Written exercise
Count the lines in the records below that contain the word "earnings", and reply with only that number.

Exercise materials
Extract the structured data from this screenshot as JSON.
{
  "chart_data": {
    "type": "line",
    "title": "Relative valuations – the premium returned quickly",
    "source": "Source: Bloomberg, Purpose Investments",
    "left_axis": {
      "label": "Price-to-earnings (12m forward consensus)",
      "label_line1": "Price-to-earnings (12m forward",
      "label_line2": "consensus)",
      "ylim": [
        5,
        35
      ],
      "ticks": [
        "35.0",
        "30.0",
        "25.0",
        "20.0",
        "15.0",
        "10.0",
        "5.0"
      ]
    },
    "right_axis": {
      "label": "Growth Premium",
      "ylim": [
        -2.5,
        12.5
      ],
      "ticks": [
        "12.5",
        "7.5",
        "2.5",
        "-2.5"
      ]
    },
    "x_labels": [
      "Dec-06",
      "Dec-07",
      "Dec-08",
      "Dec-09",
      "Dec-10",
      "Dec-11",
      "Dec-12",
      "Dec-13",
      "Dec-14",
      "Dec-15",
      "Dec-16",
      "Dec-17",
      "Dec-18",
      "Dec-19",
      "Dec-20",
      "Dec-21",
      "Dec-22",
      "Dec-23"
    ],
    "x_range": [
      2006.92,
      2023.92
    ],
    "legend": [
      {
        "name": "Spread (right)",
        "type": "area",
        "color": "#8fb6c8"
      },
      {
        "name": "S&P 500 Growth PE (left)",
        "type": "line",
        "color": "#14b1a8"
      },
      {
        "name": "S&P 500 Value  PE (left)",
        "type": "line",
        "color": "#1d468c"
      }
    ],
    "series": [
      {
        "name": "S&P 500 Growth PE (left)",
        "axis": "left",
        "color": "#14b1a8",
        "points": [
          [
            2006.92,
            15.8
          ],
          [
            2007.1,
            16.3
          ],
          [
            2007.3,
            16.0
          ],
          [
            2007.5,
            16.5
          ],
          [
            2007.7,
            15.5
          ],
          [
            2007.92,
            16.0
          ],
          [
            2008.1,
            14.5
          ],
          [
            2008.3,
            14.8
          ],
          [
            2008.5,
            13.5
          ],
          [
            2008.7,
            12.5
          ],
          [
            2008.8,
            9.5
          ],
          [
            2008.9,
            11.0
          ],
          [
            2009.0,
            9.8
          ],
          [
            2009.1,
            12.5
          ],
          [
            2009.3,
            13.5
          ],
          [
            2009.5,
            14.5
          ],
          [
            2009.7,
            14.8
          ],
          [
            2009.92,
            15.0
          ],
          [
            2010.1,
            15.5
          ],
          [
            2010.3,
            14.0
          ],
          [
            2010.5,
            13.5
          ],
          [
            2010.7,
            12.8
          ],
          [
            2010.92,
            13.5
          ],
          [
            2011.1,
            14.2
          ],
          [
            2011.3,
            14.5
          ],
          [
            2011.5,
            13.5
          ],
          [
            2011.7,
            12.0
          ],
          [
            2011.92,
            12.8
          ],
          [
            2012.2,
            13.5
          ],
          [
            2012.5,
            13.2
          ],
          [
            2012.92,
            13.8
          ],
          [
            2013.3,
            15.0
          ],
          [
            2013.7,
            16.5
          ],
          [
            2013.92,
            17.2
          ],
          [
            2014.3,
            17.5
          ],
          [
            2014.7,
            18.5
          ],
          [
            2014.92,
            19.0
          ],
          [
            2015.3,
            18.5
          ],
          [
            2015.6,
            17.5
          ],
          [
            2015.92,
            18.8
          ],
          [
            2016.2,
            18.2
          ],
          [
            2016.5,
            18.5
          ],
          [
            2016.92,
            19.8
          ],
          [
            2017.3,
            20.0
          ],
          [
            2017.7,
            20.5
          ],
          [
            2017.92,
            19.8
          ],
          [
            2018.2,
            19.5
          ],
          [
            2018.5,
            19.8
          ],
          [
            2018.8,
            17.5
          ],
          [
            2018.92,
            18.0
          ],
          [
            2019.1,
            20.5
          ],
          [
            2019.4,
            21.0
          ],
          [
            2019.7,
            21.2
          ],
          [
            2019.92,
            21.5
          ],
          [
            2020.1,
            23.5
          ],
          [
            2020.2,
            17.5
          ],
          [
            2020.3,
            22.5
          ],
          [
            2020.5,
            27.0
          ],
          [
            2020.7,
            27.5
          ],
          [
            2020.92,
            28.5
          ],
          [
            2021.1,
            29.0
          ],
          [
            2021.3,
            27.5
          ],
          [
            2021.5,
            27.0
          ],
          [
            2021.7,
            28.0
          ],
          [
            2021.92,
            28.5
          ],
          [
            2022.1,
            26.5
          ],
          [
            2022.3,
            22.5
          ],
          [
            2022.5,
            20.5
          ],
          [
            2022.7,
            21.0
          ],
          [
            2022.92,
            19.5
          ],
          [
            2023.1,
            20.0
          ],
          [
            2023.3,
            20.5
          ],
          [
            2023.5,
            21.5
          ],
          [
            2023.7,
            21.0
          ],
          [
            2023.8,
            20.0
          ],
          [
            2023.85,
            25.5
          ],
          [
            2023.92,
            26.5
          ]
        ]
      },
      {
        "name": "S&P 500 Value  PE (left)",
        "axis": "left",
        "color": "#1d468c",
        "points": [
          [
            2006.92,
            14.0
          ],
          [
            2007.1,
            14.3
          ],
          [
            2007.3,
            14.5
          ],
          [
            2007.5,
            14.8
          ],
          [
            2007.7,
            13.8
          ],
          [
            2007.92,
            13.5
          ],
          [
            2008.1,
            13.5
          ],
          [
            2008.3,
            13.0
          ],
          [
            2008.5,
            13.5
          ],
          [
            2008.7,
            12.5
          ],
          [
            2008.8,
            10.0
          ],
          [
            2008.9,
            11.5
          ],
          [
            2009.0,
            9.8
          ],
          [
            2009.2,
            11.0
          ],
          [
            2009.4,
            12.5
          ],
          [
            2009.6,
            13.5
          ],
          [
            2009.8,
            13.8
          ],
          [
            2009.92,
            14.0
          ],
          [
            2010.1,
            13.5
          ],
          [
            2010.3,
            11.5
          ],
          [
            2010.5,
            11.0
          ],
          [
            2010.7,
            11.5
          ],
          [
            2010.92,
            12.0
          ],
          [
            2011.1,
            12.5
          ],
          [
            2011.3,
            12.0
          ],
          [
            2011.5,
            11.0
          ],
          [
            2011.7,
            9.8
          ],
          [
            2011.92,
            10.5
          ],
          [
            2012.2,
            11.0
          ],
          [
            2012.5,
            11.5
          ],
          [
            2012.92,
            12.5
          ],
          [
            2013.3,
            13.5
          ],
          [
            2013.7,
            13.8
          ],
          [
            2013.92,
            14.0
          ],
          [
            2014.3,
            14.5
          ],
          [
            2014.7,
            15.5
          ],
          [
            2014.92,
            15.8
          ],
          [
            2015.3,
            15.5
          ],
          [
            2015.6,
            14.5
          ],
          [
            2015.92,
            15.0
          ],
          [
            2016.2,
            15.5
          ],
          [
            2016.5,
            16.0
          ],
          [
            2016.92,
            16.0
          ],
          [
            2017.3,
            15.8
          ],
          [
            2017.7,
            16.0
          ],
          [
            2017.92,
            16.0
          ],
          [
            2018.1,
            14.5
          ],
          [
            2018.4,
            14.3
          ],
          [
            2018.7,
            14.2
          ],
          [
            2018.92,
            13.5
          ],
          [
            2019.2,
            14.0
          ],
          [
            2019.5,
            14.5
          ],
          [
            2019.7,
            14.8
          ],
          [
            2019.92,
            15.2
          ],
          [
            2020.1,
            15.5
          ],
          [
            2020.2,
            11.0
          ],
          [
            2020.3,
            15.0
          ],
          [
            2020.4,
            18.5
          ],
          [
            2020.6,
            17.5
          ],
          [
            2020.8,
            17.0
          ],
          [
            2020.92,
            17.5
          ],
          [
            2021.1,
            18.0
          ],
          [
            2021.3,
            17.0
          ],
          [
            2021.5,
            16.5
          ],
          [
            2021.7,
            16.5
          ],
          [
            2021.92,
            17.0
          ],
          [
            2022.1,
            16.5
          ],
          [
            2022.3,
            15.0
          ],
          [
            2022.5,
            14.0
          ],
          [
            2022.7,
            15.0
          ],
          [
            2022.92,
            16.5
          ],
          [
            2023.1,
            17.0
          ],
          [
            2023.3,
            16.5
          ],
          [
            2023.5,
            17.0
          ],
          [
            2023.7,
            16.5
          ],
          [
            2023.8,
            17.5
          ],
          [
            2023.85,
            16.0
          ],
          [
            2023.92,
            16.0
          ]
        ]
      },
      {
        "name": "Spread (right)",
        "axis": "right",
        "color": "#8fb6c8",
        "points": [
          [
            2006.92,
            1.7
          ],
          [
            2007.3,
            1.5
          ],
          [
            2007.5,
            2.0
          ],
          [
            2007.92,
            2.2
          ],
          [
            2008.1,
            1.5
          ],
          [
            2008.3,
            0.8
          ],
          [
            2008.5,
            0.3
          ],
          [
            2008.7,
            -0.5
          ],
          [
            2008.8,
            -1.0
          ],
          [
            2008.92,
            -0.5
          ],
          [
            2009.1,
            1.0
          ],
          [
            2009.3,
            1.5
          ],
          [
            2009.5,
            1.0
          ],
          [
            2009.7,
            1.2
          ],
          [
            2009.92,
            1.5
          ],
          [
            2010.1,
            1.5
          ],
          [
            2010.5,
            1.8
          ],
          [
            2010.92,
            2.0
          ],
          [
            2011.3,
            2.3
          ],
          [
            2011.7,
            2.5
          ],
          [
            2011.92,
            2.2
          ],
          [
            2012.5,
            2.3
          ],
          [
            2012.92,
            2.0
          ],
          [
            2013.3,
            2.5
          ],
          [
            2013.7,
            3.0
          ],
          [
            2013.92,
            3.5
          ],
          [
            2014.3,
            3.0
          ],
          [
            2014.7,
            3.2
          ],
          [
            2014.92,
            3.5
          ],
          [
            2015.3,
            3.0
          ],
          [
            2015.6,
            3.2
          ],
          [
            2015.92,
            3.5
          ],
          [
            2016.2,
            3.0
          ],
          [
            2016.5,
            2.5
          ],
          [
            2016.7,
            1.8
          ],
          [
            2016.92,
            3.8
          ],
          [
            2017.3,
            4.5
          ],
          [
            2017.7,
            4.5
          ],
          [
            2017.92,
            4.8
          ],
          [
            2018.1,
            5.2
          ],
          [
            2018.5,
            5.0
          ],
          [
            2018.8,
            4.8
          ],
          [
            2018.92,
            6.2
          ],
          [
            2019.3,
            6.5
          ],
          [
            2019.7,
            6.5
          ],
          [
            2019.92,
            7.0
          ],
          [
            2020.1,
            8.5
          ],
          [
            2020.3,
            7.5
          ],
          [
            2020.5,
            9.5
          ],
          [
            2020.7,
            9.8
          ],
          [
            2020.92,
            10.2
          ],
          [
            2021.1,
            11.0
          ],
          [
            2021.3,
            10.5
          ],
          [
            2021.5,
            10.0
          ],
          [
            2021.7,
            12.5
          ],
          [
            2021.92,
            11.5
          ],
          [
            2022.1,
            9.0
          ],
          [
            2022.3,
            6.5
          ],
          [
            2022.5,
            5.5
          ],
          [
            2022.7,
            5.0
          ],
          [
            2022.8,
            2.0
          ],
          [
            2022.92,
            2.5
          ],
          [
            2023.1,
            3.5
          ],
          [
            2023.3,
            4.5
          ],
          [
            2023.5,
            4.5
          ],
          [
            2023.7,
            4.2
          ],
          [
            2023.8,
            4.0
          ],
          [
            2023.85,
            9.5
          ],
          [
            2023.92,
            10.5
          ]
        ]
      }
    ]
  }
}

Correct response
2